* [What you need to do]
Quote the records that follow in full and exactly; leave out the pictures.
──────── Dataset ────────
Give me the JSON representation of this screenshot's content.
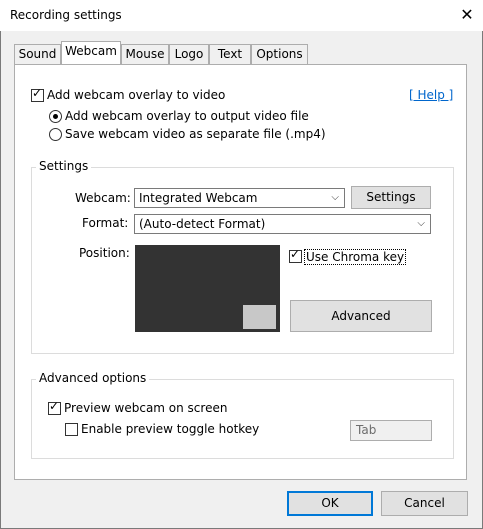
{
  "window": {
    "title": "Recording settings",
    "close_glyph": "✕"
  },
  "tabs": [
    {
      "label": "Sound",
      "active": false
    },
    {
      "label": "Webcam",
      "active": true
    },
    {
      "label": "Mouse",
      "active": false
    },
    {
      "label": "Logo",
      "active": false
    },
    {
      "label": "Text",
      "active": false
    },
    {
      "label": "Options",
      "active": false
    }
  ],
  "webcam_overlay": {
    "checkbox_label": "Add webcam overlay to video",
    "checked": true,
    "help_link": "[ Help ]",
    "radio_output": "Add webcam overlay to output video file",
    "radio_separate": "Save webcam video as separate file (.mp4)",
    "selected": "output"
  },
  "settings": {
    "group_label": "Settings",
    "webcam_label": "Webcam:",
    "webcam_value": "Integrated Webcam",
    "settings_button": "Settings",
    "format_label": "Format:",
    "format_value": "(Auto-detect Format)",
    "position_label": "Position:",
    "chroma_label": "Use Chroma key",
    "chroma_checked": true,
    "advanced_button": "Advanced"
  },
  "advanced_options": {
    "group_label": "Advanced options",
    "preview_label": "Preview webcam on screen",
    "preview_checked": true,
    "hotkey_label": "Enable preview toggle hotkey",
    "hotkey_checked": false,
    "hotkey_value": "Tab"
  },
  "footer": {
    "ok": "OK",
    "cancel": "Cancel"
  },
  "colors": {
    "accent": "#0078d7",
    "link": "#0066cc",
    "preview_bg": "#333333"
  }
}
────────
* [Expected answer]
Give me the JSON representation of this screenshot's content.
{
  "window": {
    "title": "Recording settings",
    "close_glyph": "✕"
  },
  "tabs": [
    {
      "label": "Sound",
      "active": false
    },
    {
      "label": "Webcam",
      "active": true
    },
    {
      "label": "Mouse",
      "active": false
    },
    {
      "label": "Logo",
      "active": false
    },
    {
      "label": "Text",
      "active": false
    },
    {
      "label": "Options",
      "active": false
    }
  ],
  "webcam_overlay": {
    "checkbox_label": "Add webcam overlay to video",
    "checked": true,
    "help_link": "[ Help ]",
    "radio_output": "Add webcam overlay to output video file",
    "radio_separate": "Save webcam video as separate file (.mp4)",
    "selected": "output"
  },
  "settings": {
    "group_label": "Settings",
    "webcam_label": "Webcam:",
    "webcam_value": "Integrated Webcam",
    "settings_button": "Settings",
    "format_label": "Format:",
    "format_value": "(Auto-detect Format)",
    "position_label": "Position:",
    "chroma_label": "Use Chroma key",
    "chroma_checked": true,
    "advanced_button": "Advanced"
  },
  "advanced_options": {
    "group_label": "Advanced options",
    "preview_label": "Preview webcam on screen",
    "preview_checked": true,
    "hotkey_label": "Enable preview toggle hotkey",
    "hotkey_checked": false,
    "hotkey_value": "Tab"
  },
  "footer": {
    "ok": "OK",
    "cancel": "Cancel"
  },
  "colors": {
    "accent": "#0078d7",
    "link": "#0066cc",
    "preview_bg": "#333333"
  }
}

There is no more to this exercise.